Prompt>
Copy every line from the records below that holds the word "Sede".
---- Records for the task
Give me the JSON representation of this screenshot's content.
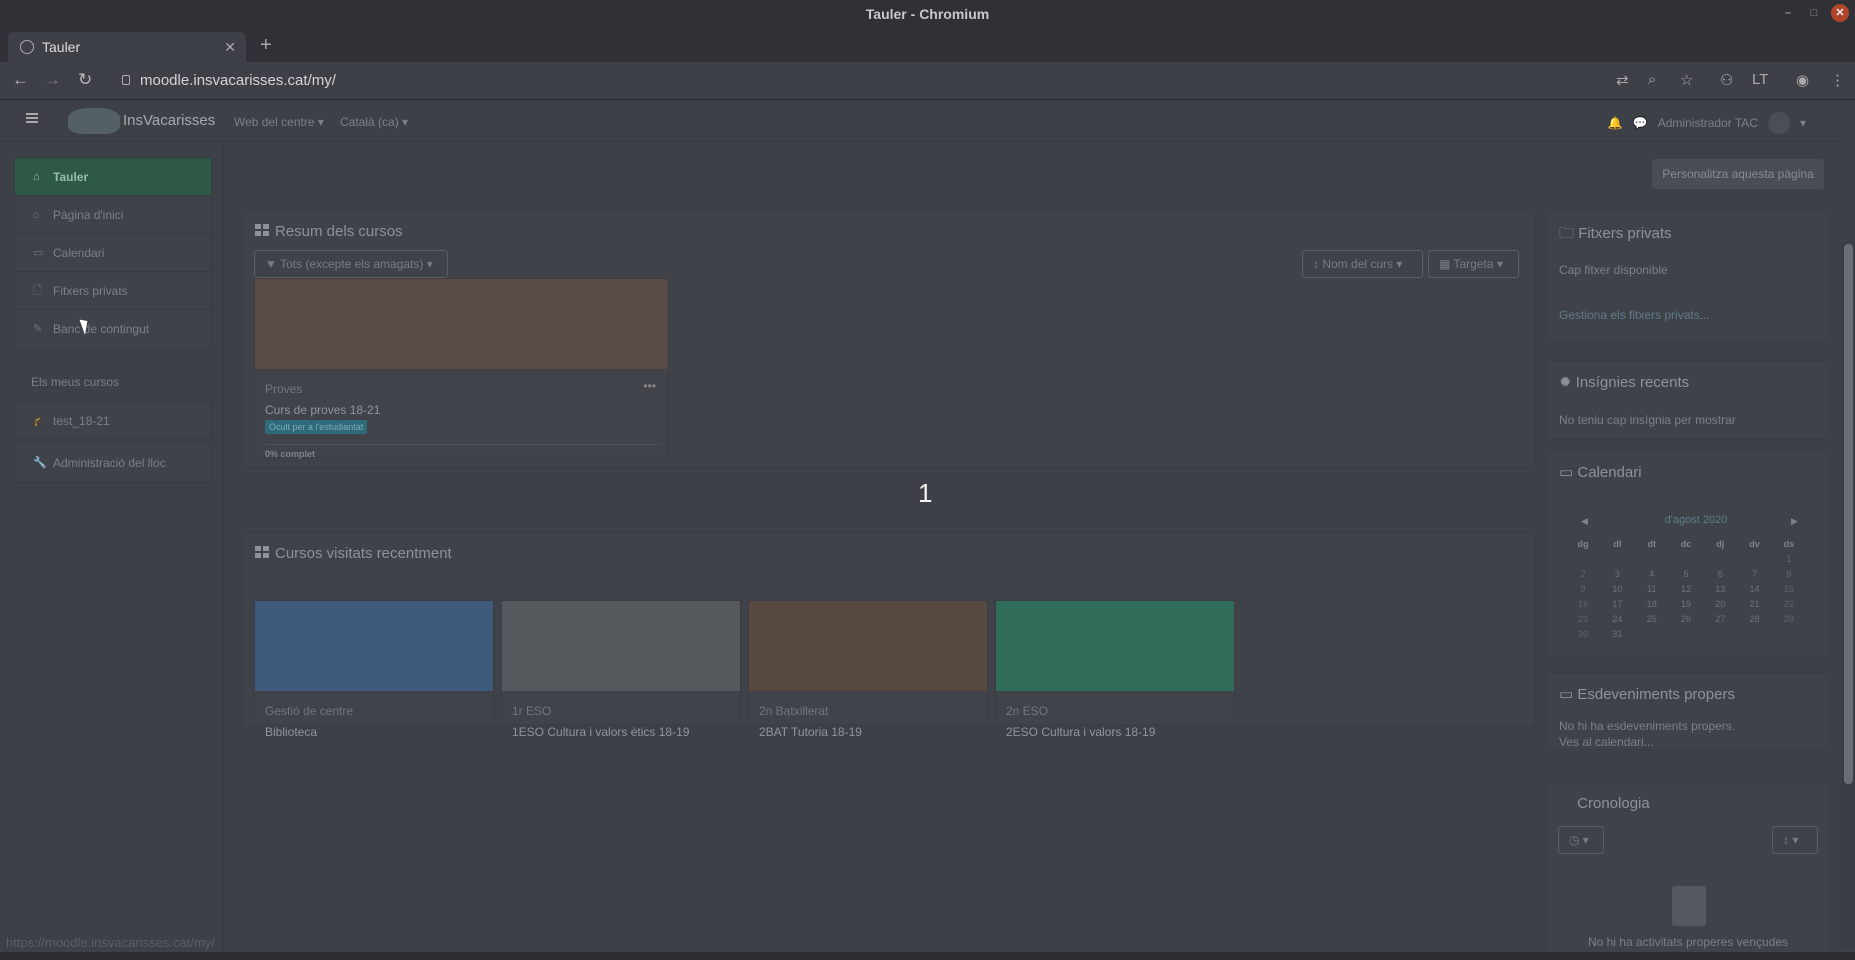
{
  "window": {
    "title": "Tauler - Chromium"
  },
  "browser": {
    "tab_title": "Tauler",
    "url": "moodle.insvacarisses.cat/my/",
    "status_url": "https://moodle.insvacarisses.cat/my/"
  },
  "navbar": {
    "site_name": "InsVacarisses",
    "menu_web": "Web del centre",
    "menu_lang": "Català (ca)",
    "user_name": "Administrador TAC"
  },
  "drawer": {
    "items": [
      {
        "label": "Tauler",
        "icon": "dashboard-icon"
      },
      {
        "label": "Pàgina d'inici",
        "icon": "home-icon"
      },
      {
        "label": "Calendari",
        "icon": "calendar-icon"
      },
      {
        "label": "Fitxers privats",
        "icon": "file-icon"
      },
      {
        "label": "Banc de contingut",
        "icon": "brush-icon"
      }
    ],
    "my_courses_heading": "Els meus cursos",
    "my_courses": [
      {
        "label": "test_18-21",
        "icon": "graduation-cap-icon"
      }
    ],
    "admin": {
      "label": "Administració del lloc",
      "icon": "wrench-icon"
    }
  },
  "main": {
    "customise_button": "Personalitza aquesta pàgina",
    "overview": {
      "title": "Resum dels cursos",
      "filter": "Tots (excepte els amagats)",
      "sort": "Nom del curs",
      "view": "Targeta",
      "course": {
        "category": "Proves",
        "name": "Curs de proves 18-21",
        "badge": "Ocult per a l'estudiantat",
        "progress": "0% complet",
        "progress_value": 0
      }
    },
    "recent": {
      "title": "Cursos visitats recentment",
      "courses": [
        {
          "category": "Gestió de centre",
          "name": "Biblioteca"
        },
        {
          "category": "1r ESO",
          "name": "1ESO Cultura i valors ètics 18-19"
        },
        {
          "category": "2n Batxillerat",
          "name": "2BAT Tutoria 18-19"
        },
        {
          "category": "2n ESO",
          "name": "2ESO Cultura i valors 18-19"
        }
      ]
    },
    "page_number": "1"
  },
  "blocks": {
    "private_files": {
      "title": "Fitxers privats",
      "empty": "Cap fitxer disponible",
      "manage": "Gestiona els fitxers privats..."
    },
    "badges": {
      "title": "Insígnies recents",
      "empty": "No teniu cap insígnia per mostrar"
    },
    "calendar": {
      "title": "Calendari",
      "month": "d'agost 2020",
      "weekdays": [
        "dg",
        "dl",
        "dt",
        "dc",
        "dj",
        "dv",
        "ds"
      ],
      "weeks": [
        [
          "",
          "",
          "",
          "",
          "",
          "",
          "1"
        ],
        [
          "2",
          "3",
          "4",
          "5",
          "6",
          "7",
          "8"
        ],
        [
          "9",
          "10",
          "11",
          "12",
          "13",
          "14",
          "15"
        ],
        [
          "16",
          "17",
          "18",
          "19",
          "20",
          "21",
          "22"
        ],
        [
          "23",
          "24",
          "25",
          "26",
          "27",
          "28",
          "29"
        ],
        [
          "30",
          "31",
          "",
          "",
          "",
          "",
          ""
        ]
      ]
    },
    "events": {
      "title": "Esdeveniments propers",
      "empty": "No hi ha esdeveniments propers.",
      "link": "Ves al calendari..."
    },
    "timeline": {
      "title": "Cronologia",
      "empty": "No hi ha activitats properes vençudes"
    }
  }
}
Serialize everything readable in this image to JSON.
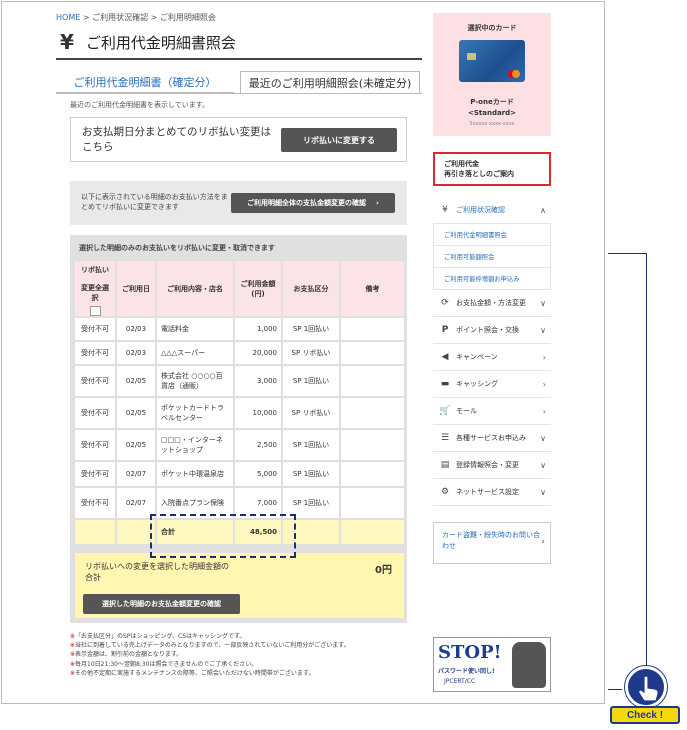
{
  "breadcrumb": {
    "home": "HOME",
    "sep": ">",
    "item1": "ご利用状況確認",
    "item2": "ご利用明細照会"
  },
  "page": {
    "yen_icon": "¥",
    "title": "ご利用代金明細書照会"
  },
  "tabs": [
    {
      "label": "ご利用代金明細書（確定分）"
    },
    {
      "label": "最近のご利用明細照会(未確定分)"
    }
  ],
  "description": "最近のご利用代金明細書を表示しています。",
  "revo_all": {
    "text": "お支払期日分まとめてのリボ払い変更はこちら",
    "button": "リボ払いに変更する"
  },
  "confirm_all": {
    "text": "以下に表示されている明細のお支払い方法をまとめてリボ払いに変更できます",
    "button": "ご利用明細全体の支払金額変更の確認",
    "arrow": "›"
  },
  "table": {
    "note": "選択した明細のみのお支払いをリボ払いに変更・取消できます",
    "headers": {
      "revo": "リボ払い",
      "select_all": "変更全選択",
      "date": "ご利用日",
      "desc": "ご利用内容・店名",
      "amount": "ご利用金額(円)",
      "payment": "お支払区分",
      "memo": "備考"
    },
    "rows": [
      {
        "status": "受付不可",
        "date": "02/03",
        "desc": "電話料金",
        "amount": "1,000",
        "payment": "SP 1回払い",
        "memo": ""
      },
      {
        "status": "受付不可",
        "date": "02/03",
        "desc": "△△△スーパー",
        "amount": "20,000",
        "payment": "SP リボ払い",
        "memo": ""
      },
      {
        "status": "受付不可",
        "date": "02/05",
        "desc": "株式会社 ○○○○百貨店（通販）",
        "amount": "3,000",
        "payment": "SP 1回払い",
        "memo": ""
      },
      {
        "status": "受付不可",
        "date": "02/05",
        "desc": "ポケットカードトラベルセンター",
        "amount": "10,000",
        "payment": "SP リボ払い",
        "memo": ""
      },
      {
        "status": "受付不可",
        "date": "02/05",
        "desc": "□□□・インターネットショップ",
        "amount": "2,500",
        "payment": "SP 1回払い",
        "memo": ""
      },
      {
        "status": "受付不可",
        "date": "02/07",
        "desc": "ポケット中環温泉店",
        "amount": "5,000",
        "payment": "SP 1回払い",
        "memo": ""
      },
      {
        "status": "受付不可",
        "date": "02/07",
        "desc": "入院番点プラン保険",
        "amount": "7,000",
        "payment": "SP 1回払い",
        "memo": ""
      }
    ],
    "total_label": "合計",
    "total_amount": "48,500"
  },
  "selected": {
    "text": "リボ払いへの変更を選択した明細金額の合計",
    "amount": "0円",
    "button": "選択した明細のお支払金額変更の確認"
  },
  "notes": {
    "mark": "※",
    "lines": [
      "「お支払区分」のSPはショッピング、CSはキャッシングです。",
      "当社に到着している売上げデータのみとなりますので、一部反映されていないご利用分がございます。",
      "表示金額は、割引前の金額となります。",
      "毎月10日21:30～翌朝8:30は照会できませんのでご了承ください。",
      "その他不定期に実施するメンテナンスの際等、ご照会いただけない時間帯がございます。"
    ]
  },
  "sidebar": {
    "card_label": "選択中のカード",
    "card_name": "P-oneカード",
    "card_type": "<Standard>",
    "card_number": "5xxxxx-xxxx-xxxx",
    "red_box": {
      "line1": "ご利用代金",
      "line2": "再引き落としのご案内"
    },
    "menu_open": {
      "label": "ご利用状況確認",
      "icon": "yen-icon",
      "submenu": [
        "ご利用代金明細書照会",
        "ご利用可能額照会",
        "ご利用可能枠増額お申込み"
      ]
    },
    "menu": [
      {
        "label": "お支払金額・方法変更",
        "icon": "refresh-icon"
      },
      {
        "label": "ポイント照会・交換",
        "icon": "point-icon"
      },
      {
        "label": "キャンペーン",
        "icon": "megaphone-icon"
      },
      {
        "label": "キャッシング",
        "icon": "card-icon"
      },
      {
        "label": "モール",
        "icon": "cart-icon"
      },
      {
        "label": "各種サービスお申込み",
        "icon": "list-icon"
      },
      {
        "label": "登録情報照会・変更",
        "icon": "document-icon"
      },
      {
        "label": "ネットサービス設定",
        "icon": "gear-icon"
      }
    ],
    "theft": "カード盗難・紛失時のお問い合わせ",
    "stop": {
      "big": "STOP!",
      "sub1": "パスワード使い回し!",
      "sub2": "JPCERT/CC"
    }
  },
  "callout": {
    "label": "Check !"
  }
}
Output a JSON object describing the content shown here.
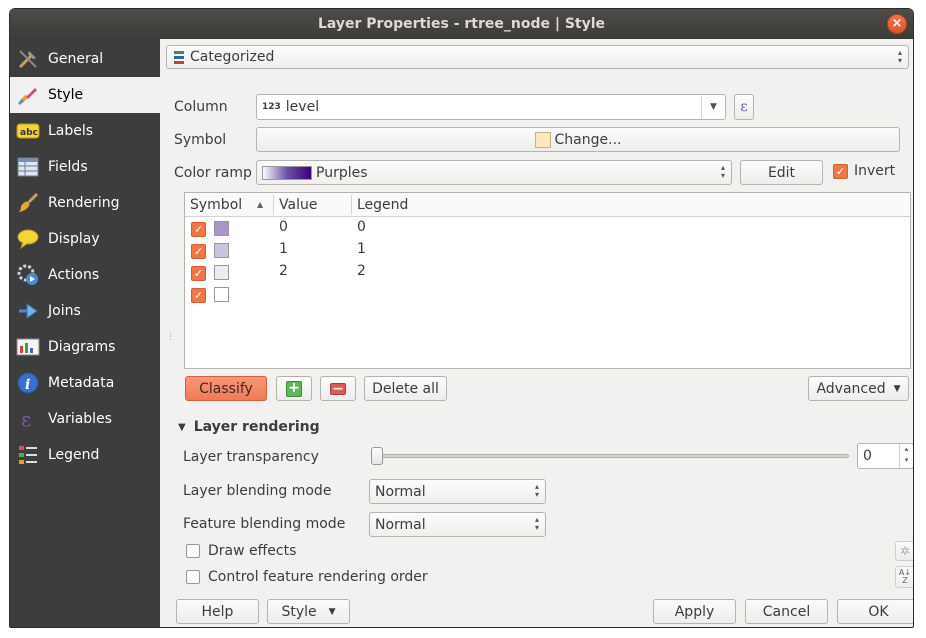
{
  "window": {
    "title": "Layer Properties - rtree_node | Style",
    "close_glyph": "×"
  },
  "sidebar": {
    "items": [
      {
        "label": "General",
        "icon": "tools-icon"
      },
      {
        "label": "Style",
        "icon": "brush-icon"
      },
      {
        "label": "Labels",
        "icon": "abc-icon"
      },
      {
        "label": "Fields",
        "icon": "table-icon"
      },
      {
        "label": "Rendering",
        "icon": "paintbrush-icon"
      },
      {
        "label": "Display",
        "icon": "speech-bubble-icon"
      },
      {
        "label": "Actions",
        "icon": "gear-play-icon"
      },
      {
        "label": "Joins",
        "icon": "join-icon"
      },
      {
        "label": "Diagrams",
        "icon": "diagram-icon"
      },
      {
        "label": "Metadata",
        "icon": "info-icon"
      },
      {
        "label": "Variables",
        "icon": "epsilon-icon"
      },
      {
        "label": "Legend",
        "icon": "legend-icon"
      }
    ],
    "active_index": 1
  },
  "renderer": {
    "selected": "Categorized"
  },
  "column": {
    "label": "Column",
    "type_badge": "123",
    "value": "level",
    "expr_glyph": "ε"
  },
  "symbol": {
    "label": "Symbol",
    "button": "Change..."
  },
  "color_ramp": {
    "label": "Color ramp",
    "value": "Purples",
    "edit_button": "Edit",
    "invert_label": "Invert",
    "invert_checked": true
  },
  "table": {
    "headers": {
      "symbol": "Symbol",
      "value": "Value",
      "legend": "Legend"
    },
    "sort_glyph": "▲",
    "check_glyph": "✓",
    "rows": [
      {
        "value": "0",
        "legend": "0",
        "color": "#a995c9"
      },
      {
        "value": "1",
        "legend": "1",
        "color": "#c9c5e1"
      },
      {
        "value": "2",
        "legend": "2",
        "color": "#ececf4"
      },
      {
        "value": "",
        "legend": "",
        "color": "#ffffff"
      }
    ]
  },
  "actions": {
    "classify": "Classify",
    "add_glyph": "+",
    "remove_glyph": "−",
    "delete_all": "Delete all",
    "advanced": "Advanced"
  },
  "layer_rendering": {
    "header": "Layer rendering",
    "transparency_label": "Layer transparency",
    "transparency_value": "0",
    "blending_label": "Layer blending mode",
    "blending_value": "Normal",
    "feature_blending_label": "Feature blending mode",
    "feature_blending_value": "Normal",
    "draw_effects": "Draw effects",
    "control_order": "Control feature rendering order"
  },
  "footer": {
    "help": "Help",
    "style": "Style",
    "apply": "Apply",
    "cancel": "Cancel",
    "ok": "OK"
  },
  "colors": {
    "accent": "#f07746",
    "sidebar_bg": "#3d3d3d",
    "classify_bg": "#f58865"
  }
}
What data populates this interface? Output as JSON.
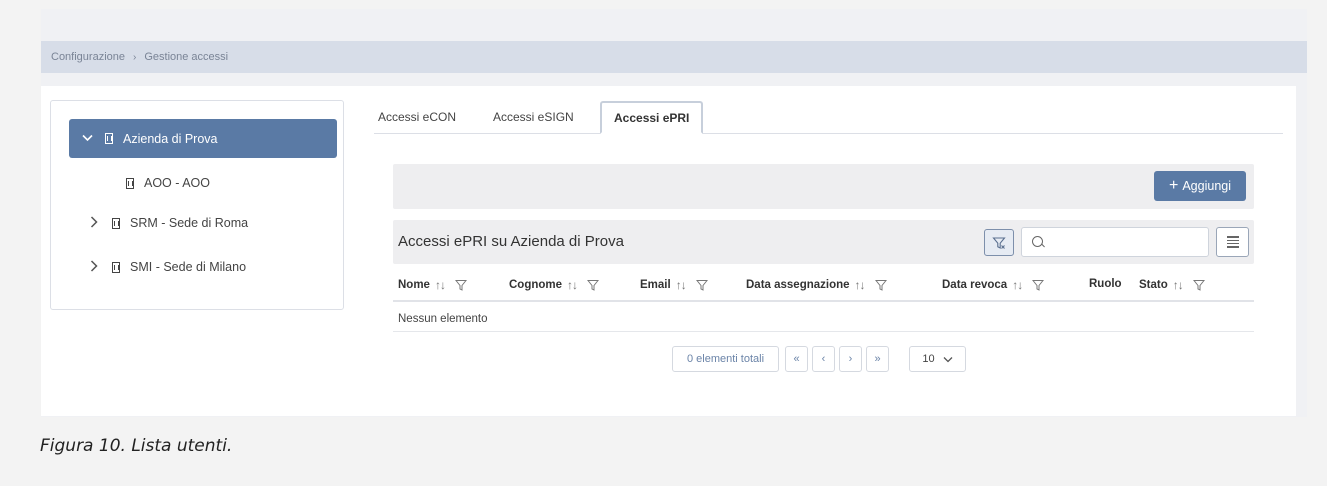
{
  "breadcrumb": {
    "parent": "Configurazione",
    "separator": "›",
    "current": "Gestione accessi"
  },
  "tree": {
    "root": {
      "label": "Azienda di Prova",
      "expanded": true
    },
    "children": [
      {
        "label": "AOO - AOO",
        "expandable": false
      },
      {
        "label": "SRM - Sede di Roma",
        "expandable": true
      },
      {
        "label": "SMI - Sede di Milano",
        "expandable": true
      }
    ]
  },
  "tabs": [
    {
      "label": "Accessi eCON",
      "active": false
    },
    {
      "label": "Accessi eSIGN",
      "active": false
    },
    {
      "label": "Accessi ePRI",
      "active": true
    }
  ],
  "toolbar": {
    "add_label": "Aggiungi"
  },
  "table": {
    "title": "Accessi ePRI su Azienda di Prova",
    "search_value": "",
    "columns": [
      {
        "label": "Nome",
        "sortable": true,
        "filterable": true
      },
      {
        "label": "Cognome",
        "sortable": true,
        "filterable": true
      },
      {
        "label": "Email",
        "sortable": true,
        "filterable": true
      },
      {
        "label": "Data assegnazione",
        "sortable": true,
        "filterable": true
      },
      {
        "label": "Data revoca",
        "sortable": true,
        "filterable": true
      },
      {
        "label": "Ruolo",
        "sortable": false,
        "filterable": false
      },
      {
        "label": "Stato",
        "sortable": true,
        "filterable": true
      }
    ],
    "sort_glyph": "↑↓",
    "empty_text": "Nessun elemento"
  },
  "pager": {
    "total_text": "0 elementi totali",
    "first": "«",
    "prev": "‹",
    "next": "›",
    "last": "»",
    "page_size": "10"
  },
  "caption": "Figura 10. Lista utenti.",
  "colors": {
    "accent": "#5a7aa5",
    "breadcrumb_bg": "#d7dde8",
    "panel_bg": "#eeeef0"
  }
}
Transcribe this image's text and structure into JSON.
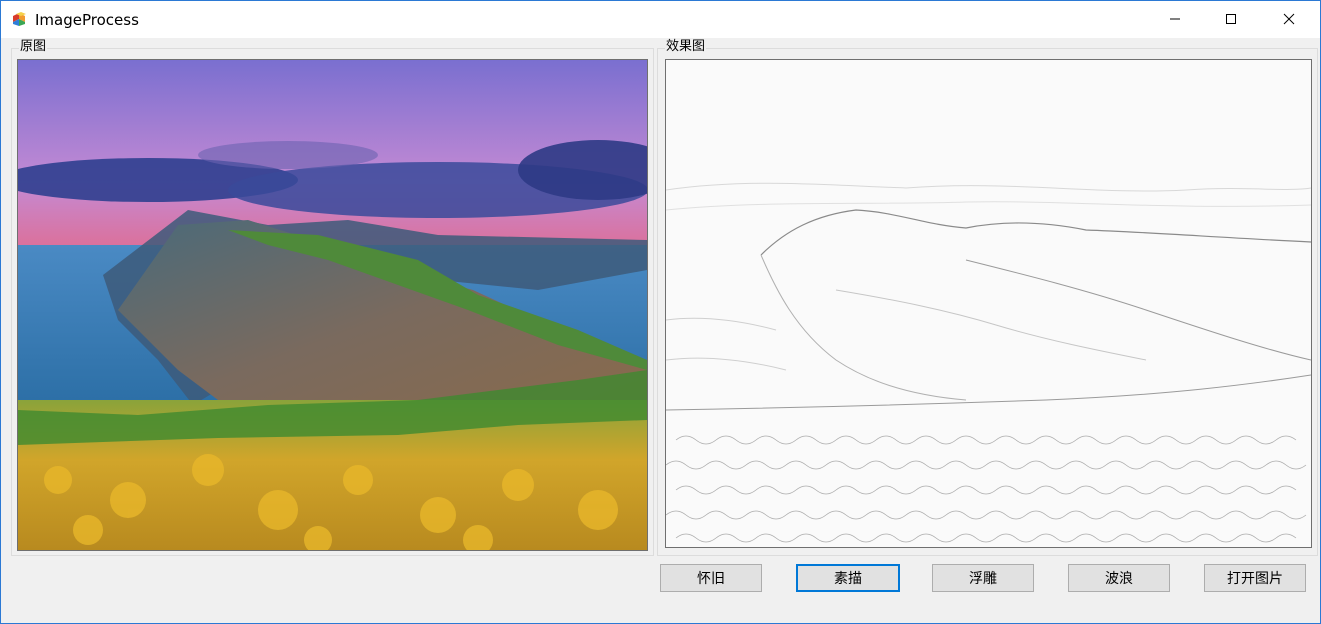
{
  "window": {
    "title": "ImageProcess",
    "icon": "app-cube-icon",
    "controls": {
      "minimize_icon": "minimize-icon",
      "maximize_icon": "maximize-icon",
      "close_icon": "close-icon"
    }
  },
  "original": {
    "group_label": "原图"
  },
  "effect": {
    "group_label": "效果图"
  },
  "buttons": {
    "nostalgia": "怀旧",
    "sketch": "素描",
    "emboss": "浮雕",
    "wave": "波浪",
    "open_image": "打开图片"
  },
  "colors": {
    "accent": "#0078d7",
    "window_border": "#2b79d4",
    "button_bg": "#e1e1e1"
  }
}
--------
Task output>
        "label": "SRM - Sede di Roma",
        "label": "SMI - Sede di Milano",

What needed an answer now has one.